* **Goal**
Find how many lines hold the word "cancer". Give only the number.

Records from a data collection

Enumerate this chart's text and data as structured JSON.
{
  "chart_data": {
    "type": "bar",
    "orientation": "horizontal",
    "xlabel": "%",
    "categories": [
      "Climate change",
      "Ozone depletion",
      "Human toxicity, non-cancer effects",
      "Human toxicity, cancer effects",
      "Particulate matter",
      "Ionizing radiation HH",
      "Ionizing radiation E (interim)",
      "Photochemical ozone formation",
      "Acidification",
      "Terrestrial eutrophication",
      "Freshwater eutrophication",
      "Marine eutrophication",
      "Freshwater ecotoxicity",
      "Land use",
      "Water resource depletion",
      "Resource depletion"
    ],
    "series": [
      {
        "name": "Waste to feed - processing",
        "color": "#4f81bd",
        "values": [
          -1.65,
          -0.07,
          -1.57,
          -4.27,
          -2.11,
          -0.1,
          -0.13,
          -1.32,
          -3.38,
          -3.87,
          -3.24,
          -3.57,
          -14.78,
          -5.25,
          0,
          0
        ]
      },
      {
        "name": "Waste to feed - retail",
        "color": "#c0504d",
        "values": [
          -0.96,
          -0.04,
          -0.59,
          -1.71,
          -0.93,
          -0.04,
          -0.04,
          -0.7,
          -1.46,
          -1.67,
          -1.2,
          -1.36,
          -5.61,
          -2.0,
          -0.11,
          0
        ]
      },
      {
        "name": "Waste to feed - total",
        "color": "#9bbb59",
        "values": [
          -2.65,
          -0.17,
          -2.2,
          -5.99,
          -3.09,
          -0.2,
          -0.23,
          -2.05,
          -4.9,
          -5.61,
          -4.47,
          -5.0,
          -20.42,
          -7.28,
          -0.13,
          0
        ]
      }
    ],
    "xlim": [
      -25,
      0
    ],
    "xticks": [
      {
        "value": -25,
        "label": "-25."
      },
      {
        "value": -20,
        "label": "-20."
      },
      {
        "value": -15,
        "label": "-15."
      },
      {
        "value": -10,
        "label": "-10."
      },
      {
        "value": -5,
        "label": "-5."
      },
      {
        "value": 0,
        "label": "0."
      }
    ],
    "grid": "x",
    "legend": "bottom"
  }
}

* **Task solution**
2